* Goal of the exercise *
Are you able to quote each entry exactly as written?

* Data section *

======

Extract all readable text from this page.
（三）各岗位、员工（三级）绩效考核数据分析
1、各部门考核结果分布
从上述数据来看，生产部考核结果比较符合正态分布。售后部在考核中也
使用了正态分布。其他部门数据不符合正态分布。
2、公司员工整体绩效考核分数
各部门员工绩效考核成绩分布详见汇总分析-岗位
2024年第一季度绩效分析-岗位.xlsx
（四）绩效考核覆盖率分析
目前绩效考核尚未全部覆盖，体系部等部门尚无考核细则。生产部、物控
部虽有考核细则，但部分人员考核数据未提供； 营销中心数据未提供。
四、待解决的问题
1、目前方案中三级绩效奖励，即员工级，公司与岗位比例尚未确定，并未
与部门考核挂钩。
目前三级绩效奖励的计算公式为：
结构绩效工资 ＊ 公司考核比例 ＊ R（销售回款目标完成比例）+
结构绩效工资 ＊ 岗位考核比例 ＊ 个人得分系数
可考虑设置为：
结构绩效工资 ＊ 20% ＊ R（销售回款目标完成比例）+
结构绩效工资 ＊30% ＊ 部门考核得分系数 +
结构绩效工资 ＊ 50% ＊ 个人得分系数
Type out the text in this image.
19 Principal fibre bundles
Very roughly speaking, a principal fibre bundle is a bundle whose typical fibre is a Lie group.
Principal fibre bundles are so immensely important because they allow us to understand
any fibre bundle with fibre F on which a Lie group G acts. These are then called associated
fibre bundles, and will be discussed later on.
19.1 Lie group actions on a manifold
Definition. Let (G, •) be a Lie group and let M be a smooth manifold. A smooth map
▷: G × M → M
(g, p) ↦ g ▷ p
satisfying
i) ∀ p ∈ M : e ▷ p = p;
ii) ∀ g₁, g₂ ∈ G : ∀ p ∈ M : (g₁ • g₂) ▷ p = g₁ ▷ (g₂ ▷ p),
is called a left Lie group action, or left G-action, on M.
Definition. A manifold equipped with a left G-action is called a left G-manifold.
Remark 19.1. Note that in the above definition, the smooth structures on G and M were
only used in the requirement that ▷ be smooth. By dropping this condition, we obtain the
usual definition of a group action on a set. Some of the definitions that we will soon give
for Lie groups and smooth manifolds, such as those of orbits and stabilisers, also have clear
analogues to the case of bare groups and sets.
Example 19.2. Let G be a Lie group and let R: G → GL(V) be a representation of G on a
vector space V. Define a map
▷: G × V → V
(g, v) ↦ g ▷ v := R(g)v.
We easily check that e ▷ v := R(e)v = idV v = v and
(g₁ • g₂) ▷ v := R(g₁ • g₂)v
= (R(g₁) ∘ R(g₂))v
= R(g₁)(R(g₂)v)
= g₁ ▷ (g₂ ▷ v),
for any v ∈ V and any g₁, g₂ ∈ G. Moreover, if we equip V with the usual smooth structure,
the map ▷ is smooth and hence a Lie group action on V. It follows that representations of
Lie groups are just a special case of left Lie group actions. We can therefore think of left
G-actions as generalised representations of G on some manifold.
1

======

* The reply *
Extract all readable text from this page.
（三）各岗位、员工（三级）绩效考核数据分析
1、各部门考核结果分布
从上述数据来看，生产部考核结果比较符合正态分布。售后部在考核中也
使用了正态分布。其他部门数据不符合正态分布。
2、公司员工整体绩效考核分数
各部门员工绩效考核成绩分布详见汇总分析-岗位
2024年第一季度绩效分析-岗位.xlsx
（四）绩效考核覆盖率分析
目前绩效考核尚未全部覆盖，体系部等部门尚无考核细则。生产部、物控
部虽有考核细则，但部分人员考核数据未提供； 营销中心数据未提供。
四、待解决的问题
1、目前方案中三级绩效奖励，即员工级，公司与岗位比例尚未确定，并未
与部门考核挂钩。
目前三级绩效奖励的计算公式为：
结构绩效工资 ＊ 公司考核比例 ＊ R（销售回款目标完成比例）+
结构绩效工资 ＊ 岗位考核比例 ＊ 个人得分系数
可考虑设置为：
结构绩效工资 ＊ 20% ＊ R（销售回款目标完成比例）+
结构绩效工资 ＊30% ＊ 部门考核得分系数 +
结构绩效工资 ＊ 50% ＊ 个人得分系数
Type out the text in this image.
19 Principal fibre bundles
Very roughly speaking, a principal fibre bundle is a bundle whose typical fibre is a Lie group.
Principal fibre bundles are so immensely important because they allow us to understand
any fibre bundle with fibre F on which a Lie group G acts. These are then called associated
fibre bundles, and will be discussed later on.
19.1 Lie group actions on a manifold
Definition. Let (G, •) be a Lie group and let M be a smooth manifold. A smooth map
▷: G × M → M
(g, p) ↦ g ▷ p
satisfying
i) ∀ p ∈ M : e ▷ p = p;
ii) ∀ g₁, g₂ ∈ G : ∀ p ∈ M : (g₁ • g₂) ▷ p = g₁ ▷ (g₂ ▷ p),
is called a left Lie group action, or left G-action, on M.
Definition. A manifold equipped with a left G-action is called a left G-manifold.
Remark 19.1. Note that in the above definition, the smooth structures on G and M were
only used in the requirement that ▷ be smooth. By dropping this condition, we obtain the
usual definition of a group action on a set. Some of the definitions that we will soon give
for Lie groups and smooth manifolds, such as those of orbits and stabilisers, also have clear
analogues to the case of bare groups and sets.
Example 19.2. Let G be a Lie group and let R: G → GL(V) be a representation of G on a
vector space V. Define a map
▷: G × V → V
(g, v) ↦ g ▷ v := R(g)v.
We easily check that e ▷ v := R(e)v = idV v = v and
(g₁ • g₂) ▷ v := R(g₁ • g₂)v
= (R(g₁) ∘ R(g₂))v
= R(g₁)(R(g₂)v)
= g₁ ▷ (g₂ ▷ v),
for any v ∈ V and any g₁, g₂ ∈ G. Moreover, if we equip V with the usual smooth structure,
the map ▷ is smooth and hence a Lie group action on V. It follows that representations of
Lie groups are just a special case of left Lie group actions. We can therefore think of left
G-actions as generalised representations of G on some manifold.
1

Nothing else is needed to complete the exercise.